── PROVIDED RECORDS

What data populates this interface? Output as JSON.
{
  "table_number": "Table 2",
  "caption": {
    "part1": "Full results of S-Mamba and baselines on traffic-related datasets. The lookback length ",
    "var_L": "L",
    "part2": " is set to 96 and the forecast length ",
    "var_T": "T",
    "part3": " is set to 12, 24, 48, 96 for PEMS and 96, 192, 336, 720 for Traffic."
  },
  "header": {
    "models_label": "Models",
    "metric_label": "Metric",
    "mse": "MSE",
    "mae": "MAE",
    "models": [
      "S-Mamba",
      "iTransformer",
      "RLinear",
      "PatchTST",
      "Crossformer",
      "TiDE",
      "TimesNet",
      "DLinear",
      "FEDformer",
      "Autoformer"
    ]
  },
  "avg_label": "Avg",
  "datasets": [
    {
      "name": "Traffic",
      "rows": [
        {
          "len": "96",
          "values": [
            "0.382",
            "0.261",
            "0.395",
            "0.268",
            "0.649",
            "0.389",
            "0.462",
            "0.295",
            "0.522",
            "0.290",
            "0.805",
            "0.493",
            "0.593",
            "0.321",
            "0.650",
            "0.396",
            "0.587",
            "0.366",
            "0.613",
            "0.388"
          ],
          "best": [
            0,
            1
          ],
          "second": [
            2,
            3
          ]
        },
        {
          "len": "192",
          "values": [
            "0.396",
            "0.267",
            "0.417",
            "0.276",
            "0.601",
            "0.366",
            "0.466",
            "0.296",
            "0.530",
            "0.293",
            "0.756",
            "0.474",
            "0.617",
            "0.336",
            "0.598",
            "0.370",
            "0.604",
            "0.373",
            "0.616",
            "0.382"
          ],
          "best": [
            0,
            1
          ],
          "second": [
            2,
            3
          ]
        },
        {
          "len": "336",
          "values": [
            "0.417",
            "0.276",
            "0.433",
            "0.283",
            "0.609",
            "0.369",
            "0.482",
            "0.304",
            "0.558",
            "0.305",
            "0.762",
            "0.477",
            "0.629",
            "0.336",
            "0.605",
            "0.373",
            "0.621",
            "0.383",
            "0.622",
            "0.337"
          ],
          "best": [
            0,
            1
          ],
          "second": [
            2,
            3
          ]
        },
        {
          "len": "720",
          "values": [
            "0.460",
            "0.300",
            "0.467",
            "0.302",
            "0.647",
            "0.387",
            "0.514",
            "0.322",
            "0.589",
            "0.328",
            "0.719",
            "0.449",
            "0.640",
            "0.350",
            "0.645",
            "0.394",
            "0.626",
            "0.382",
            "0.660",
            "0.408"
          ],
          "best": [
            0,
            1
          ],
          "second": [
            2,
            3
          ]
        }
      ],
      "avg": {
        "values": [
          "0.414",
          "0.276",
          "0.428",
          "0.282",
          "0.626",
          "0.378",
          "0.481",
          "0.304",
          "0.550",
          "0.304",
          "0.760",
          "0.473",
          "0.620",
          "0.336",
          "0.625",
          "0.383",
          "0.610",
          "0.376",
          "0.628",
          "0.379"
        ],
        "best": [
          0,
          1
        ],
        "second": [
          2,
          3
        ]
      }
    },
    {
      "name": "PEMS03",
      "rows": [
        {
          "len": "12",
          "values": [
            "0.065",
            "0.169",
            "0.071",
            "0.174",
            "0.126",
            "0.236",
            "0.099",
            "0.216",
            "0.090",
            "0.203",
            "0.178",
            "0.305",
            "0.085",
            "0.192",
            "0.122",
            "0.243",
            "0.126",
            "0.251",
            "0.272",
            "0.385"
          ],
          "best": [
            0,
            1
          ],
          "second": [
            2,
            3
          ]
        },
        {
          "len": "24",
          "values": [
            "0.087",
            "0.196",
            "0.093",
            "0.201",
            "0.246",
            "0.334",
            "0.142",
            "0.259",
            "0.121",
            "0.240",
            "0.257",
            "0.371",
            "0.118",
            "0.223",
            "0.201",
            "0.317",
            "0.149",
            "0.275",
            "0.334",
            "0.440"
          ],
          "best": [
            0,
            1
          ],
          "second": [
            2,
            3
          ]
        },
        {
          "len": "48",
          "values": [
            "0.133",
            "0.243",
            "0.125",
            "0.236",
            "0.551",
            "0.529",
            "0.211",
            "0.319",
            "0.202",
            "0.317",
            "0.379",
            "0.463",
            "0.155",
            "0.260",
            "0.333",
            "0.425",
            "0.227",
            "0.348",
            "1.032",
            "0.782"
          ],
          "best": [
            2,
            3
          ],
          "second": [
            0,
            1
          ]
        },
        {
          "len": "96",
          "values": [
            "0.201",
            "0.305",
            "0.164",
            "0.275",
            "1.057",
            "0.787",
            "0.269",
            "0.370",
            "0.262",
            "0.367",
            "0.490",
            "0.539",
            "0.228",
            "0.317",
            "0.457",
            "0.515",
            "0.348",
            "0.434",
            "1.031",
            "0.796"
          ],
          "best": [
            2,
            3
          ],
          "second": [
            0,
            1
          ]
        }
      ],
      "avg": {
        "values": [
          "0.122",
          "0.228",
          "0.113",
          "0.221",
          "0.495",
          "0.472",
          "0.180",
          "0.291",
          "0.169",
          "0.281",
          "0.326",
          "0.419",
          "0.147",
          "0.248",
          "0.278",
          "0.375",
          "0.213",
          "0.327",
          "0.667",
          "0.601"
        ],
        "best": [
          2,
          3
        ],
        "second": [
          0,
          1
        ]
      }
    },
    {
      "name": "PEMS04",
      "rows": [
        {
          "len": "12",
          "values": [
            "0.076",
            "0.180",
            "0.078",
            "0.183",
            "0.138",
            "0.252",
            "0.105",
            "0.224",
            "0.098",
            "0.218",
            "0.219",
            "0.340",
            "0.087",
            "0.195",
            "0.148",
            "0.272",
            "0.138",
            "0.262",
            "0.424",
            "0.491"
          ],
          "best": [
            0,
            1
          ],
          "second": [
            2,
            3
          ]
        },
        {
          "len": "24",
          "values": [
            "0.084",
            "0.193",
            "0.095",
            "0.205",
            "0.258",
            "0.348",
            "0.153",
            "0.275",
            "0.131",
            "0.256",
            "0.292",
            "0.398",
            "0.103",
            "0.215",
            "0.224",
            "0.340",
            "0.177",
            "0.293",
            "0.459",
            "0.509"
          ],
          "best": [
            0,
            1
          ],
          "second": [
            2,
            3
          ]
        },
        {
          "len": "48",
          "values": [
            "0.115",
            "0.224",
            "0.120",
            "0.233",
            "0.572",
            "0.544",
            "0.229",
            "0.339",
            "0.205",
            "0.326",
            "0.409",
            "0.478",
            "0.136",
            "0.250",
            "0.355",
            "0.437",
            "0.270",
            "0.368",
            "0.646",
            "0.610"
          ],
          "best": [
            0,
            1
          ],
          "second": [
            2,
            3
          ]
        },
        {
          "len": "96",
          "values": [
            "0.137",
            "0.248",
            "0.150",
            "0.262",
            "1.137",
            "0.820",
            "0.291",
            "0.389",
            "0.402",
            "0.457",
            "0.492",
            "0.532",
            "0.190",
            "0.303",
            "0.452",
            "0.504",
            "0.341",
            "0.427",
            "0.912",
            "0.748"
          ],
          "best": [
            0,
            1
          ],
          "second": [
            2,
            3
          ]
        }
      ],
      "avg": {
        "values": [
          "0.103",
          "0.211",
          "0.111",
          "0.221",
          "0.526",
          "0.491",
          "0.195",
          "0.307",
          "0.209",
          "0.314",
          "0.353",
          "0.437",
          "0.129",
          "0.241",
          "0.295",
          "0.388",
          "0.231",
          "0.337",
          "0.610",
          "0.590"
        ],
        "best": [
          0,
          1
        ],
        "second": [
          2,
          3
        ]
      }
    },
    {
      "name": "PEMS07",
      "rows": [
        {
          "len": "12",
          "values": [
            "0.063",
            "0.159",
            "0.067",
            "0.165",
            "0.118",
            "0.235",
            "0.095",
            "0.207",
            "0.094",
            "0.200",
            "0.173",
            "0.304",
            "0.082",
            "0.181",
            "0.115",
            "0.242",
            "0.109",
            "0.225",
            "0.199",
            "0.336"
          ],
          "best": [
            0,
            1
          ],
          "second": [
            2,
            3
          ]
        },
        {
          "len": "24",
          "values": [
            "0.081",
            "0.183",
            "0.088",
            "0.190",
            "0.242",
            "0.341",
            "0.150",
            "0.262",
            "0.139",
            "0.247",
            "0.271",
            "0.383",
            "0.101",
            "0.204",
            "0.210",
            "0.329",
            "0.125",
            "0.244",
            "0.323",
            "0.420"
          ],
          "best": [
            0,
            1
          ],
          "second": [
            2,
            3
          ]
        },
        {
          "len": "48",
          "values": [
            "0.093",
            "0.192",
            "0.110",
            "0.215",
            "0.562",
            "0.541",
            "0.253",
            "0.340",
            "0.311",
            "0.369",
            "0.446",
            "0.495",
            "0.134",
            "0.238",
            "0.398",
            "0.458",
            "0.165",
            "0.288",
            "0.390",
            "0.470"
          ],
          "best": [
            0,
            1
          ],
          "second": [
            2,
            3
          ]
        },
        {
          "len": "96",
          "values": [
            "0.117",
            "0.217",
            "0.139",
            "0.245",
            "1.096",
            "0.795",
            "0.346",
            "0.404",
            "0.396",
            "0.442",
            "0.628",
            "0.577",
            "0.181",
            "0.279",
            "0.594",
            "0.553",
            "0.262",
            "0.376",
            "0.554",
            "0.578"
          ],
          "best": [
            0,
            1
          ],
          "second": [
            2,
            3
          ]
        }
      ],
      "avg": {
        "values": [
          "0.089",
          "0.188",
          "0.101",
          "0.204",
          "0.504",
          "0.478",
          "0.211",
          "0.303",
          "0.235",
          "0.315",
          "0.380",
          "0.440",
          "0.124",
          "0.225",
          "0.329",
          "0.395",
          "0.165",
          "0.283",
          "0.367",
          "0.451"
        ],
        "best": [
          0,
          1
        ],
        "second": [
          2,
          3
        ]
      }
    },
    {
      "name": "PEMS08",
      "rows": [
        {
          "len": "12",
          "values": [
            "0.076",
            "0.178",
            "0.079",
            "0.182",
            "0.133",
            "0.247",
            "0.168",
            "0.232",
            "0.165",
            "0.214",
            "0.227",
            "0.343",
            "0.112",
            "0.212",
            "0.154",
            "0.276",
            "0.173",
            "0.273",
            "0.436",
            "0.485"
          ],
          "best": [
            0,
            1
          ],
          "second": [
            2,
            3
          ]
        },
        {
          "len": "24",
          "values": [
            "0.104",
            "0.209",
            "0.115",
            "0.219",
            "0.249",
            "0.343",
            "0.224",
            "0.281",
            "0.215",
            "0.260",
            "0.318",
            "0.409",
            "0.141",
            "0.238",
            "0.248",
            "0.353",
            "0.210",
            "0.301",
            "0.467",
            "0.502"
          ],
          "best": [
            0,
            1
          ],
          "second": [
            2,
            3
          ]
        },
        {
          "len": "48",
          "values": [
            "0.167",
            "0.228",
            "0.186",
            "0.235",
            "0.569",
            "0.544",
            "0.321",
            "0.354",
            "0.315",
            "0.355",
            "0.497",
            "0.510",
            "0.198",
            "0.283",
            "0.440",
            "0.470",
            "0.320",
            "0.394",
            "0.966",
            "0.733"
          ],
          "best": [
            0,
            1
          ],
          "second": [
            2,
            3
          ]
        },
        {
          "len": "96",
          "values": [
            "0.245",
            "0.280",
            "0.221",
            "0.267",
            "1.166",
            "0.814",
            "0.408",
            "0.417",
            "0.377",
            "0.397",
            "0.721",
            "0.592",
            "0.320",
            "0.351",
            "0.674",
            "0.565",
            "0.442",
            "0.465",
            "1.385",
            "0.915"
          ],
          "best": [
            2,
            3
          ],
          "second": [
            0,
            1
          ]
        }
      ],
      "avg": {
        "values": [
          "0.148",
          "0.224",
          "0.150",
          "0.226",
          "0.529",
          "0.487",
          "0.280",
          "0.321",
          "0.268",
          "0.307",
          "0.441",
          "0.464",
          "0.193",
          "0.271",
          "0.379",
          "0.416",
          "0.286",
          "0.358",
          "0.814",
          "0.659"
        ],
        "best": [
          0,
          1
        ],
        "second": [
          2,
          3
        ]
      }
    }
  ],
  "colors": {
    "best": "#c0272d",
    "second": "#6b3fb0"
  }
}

────

● **CHALLENGE**: Scan the records for the string "Mamba". Copy each line in which it appears.

● **OUTPUT OF THE EXERCISE**:
    "part1": "Full results of S-Mamba and baselines on traffic-related datasets. The lookback length ",
      "S-Mamba",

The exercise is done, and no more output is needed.